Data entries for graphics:

══════

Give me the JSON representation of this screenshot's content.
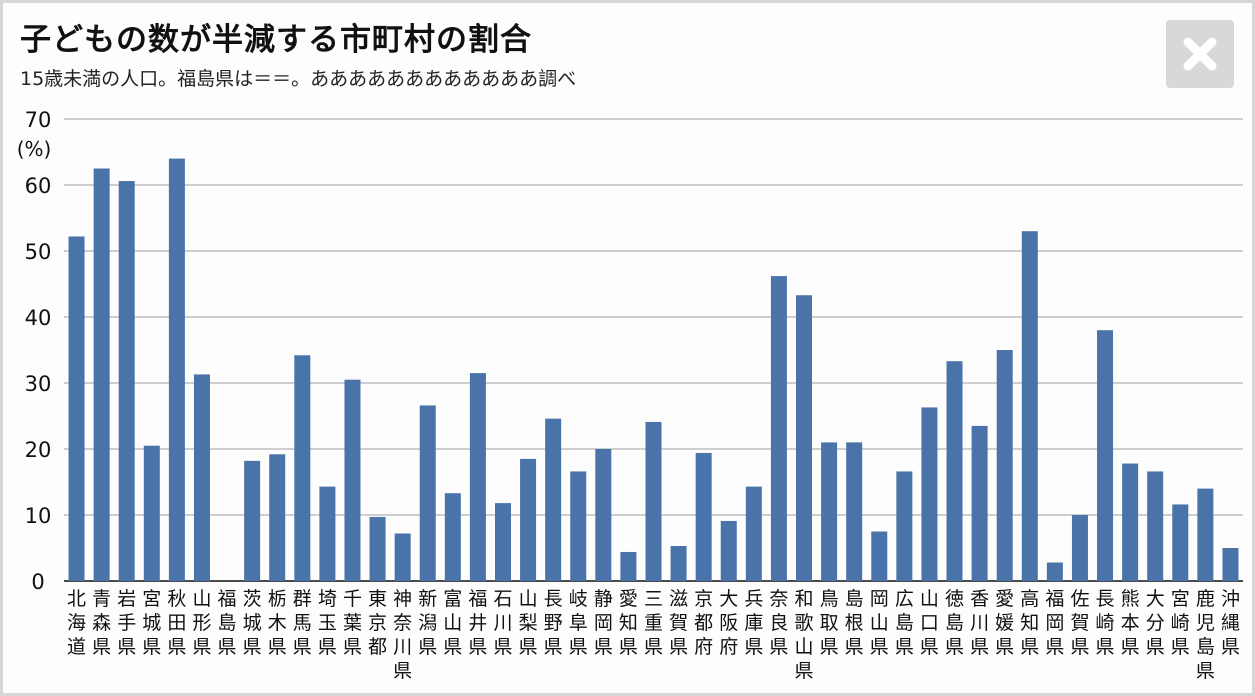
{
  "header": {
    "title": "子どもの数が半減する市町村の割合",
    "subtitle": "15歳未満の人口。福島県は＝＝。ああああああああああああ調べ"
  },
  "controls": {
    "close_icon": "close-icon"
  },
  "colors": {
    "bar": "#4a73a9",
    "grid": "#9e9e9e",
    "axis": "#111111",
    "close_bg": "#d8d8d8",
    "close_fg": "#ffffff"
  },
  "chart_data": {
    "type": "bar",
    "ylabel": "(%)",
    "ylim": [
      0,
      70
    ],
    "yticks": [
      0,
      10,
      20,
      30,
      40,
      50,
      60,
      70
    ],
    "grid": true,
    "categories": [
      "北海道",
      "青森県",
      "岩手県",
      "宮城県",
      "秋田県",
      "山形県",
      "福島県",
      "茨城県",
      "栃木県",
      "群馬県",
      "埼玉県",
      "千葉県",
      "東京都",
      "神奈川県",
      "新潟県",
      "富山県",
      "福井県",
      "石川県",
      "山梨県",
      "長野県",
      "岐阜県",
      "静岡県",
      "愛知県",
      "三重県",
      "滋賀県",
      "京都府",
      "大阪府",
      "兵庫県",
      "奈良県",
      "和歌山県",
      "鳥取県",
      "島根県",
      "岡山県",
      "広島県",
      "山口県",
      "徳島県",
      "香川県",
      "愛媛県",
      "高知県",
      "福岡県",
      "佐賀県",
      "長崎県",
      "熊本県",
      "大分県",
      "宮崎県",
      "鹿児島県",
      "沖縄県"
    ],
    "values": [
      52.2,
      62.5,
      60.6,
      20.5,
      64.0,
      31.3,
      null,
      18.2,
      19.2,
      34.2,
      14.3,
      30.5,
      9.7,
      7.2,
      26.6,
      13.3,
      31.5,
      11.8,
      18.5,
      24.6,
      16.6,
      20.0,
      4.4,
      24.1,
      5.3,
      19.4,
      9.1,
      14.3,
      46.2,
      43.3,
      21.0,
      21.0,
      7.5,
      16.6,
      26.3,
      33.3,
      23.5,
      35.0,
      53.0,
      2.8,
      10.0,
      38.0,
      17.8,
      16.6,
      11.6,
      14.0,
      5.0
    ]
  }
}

══════

## Exercise description
Pictures are to be left out; all else in the entries above is to be quoted exactly.

## Reply
Give me the JSON representation of this screenshot's content.
{
  "header": {
    "title": "子どもの数が半減する市町村の割合",
    "subtitle": "15歳未満の人口。福島県は＝＝。ああああああああああああ調べ"
  },
  "controls": {
    "close_icon": "close-icon"
  },
  "colors": {
    "bar": "#4a73a9",
    "grid": "#9e9e9e",
    "axis": "#111111",
    "close_bg": "#d8d8d8",
    "close_fg": "#ffffff"
  },
  "chart_data": {
    "type": "bar",
    "ylabel": "(%)",
    "ylim": [
      0,
      70
    ],
    "yticks": [
      0,
      10,
      20,
      30,
      40,
      50,
      60,
      70
    ],
    "grid": true,
    "categories": [
      "北海道",
      "青森県",
      "岩手県",
      "宮城県",
      "秋田県",
      "山形県",
      "福島県",
      "茨城県",
      "栃木県",
      "群馬県",
      "埼玉県",
      "千葉県",
      "東京都",
      "神奈川県",
      "新潟県",
      "富山県",
      "福井県",
      "石川県",
      "山梨県",
      "長野県",
      "岐阜県",
      "静岡県",
      "愛知県",
      "三重県",
      "滋賀県",
      "京都府",
      "大阪府",
      "兵庫県",
      "奈良県",
      "和歌山県",
      "鳥取県",
      "島根県",
      "岡山県",
      "広島県",
      "山口県",
      "徳島県",
      "香川県",
      "愛媛県",
      "高知県",
      "福岡県",
      "佐賀県",
      "長崎県",
      "熊本県",
      "大分県",
      "宮崎県",
      "鹿児島県",
      "沖縄県"
    ],
    "values": [
      52.2,
      62.5,
      60.6,
      20.5,
      64.0,
      31.3,
      null,
      18.2,
      19.2,
      34.2,
      14.3,
      30.5,
      9.7,
      7.2,
      26.6,
      13.3,
      31.5,
      11.8,
      18.5,
      24.6,
      16.6,
      20.0,
      4.4,
      24.1,
      5.3,
      19.4,
      9.1,
      14.3,
      46.2,
      43.3,
      21.0,
      21.0,
      7.5,
      16.6,
      26.3,
      33.3,
      23.5,
      35.0,
      53.0,
      2.8,
      10.0,
      38.0,
      17.8,
      16.6,
      11.6,
      14.0,
      5.0
    ]
  }
}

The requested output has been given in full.